[Dataset items]
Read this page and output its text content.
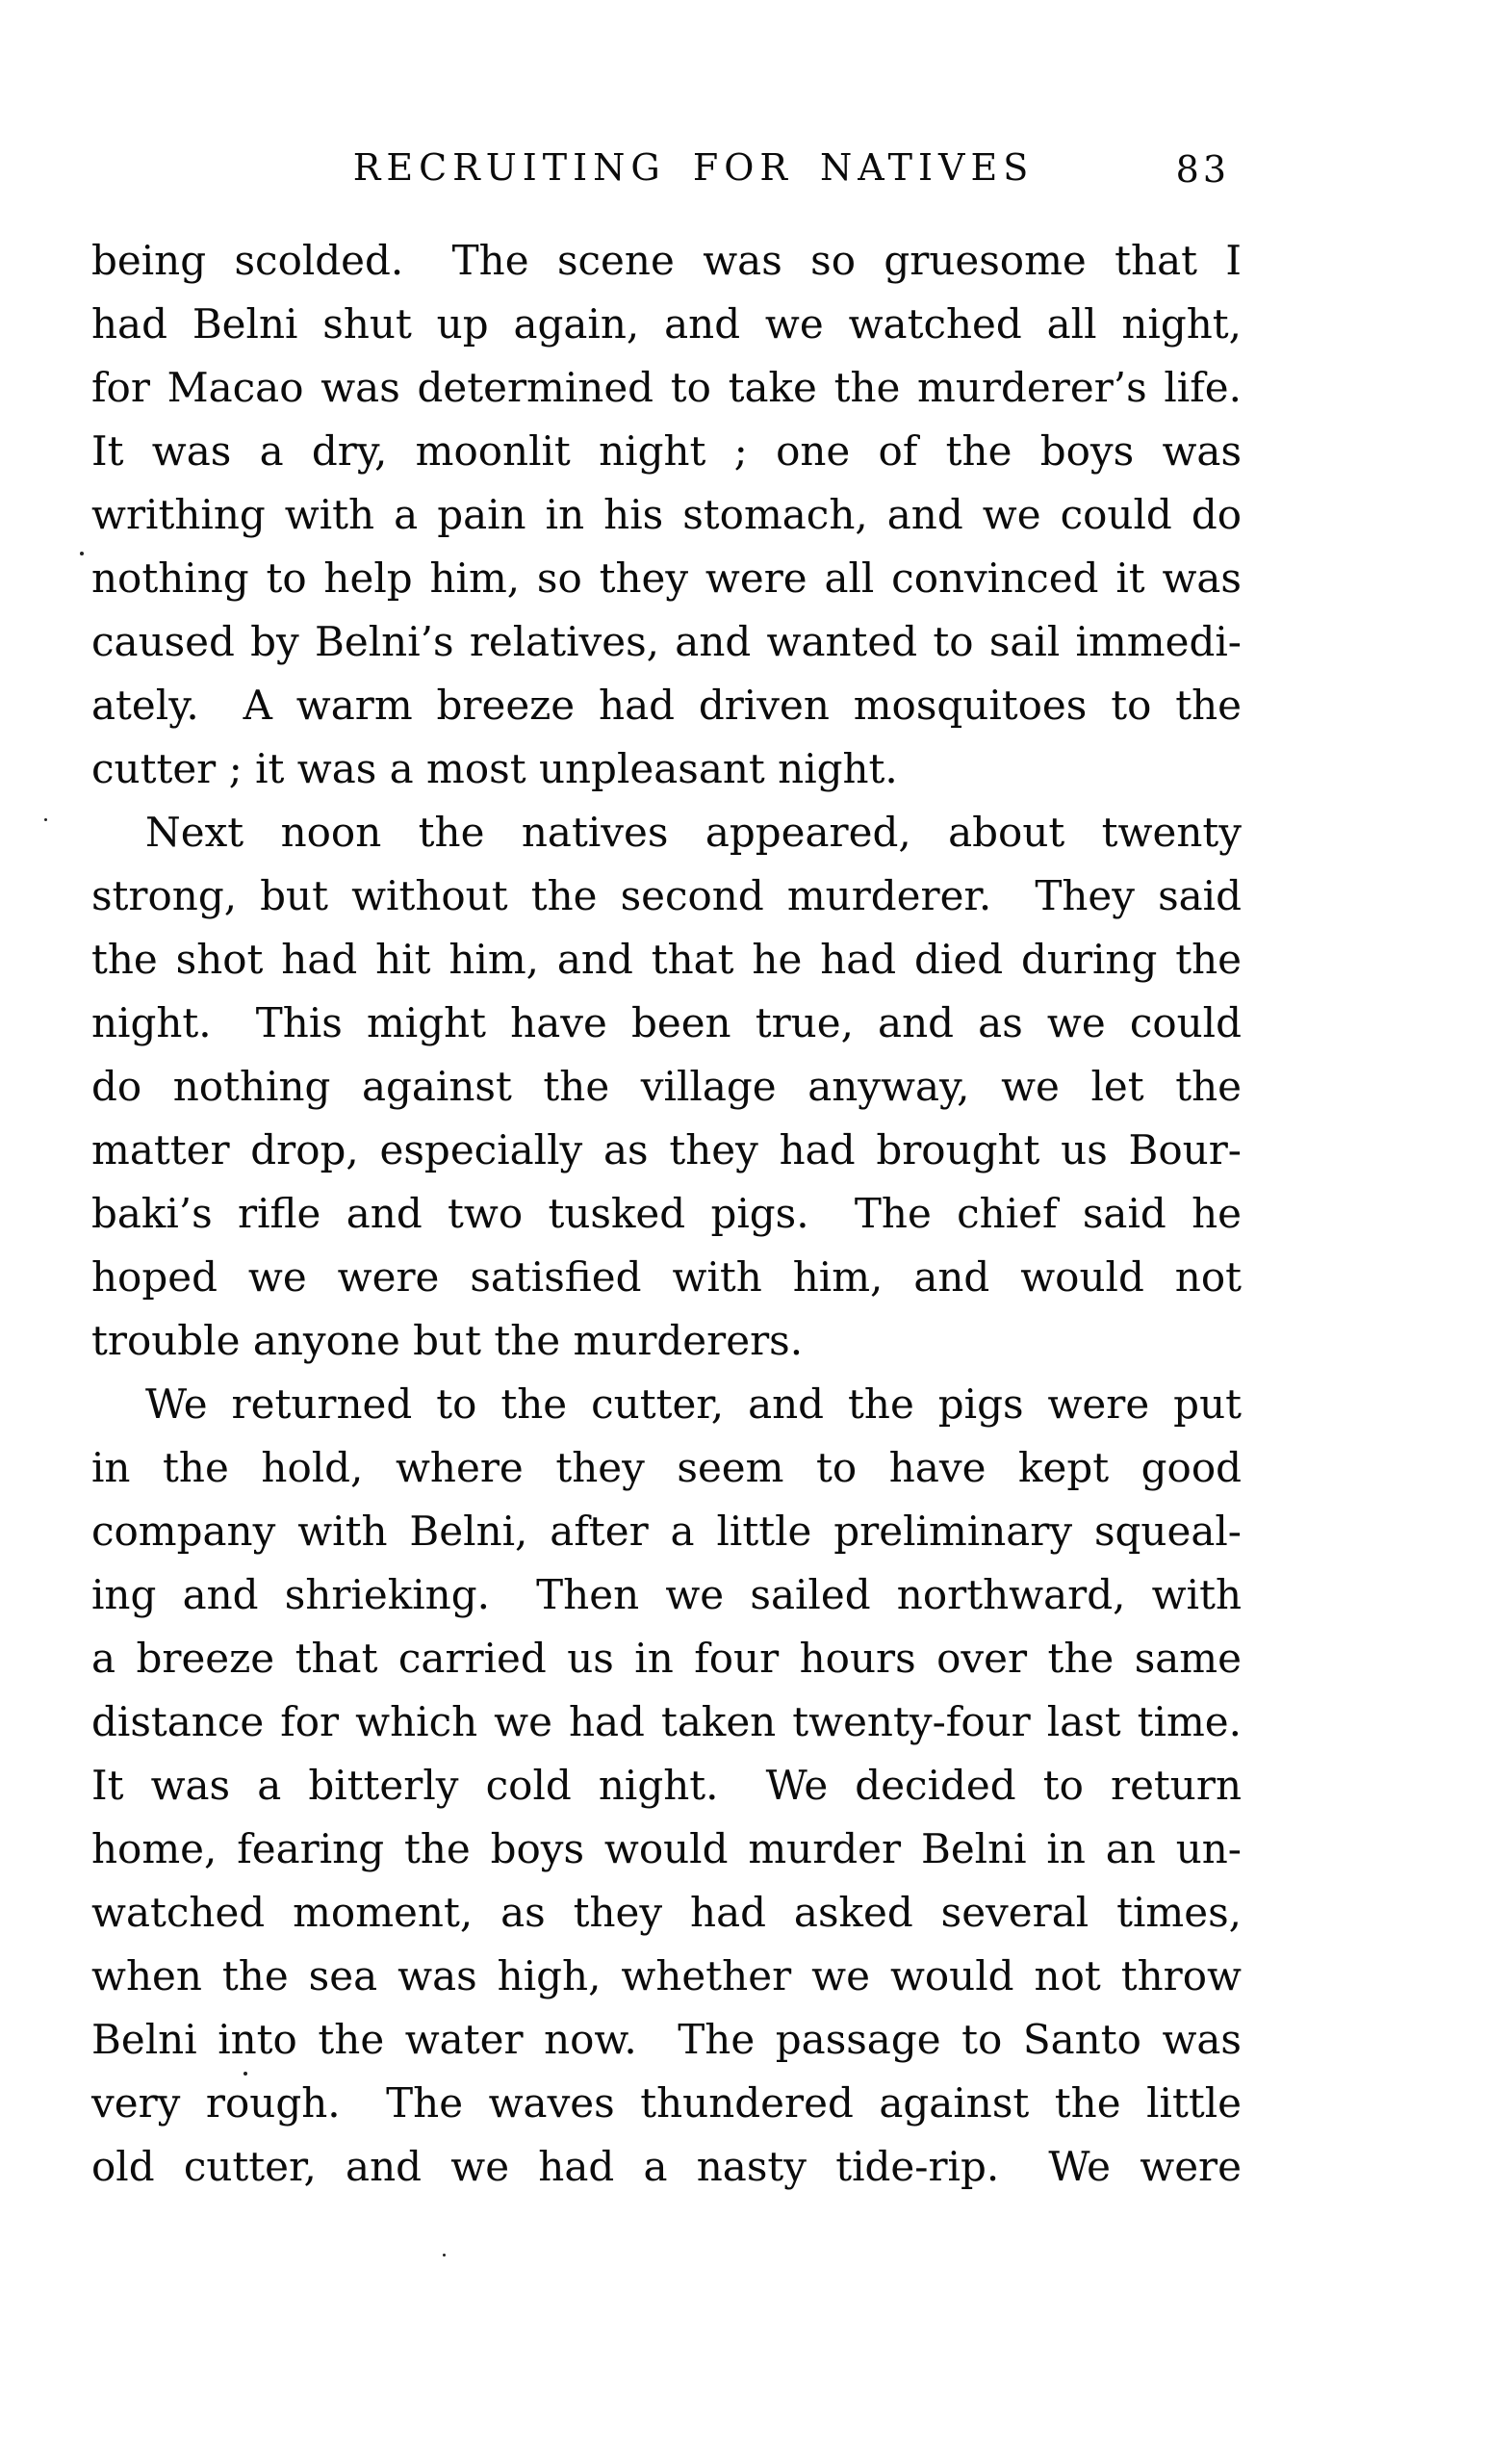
RECRUITING FOR NATIVES	83
being scolded.  The scene was so gruesome that I
had Belni shut up again, and we watched all night,
for Macao was determined to take the murderer’s life.
It was a dry, moonlit night ; one of the boys was
writhing with a pain in his stomach, and we could do
nothing to help him, so they were all convinced it was
caused by Belni’s relatives, and wanted to sail immedi-
ately.  A warm breeze had driven mosquitoes to the
cutter ; it was a most unpleasant night.
Next noon the natives appeared, about twenty
strong, but without the second murderer.  They said
the shot had hit him, and that he had died during the
night.  This might have been true, and as we could
do nothing against the village anyway, we let the
matter drop, especially as they had brought us Bour-
baki’s rifle and two tusked pigs.  The chief said he
hoped we were satisfied with him, and would not
trouble anyone but the murderers.
We returned to the cutter, and the pigs were put
in the hold, where they seem to have kept good
company with Belni, after a little preliminary squeal-
ing and shrieking.  Then we sailed northward, with
a breeze that carried us in four hours over the same
distance for which we had taken twenty-four last time.
It was a bitterly cold night.  We decided to return
home, fearing the boys would murder Belni in an un-
watched moment, as they had asked several times,
when the sea was high, whether we would not throw
Belni into the water now.  The passage to Santo was
very rough.  The waves thundered against the little
old cutter, and we had a nasty tide-rip.  We were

Challenge:
From the material above, copy everything exactly but the pictures.

Written answer:
Read this page and output its text content.
RECRUITING FOR NATIVES	83
being scolded.  The scene was so gruesome that I
had Belni shut up again, and we watched all night,
for Macao was determined to take the murderer’s life.
It was a dry, moonlit night ; one of the boys was
writhing with a pain in his stomach, and we could do
nothing to help him, so they were all convinced it was
caused by Belni’s relatives, and wanted to sail immedi-
ately.  A warm breeze had driven mosquitoes to the
cutter ; it was a most unpleasant night.
Next noon the natives appeared, about twenty
strong, but without the second murderer.  They said
the shot had hit him, and that he had died during the
night.  This might have been true, and as we could
do nothing against the village anyway, we let the
matter drop, especially as they had brought us Bour-
baki’s rifle and two tusked pigs.  The chief said he
hoped we were satisfied with him, and would not
trouble anyone but the murderers.
We returned to the cutter, and the pigs were put
in the hold, where they seem to have kept good
company with Belni, after a little preliminary squeal-
ing and shrieking.  Then we sailed northward, with
a breeze that carried us in four hours over the same
distance for which we had taken twenty-four last time.
It was a bitterly cold night.  We decided to return
home, fearing the boys would murder Belni in an un-
watched moment, as they had asked several times,
when the sea was high, whether we would not throw
Belni into the water now.  The passage to Santo was
very rough.  The waves thundered against the little
old cutter, and we had a nasty tide-rip.  We were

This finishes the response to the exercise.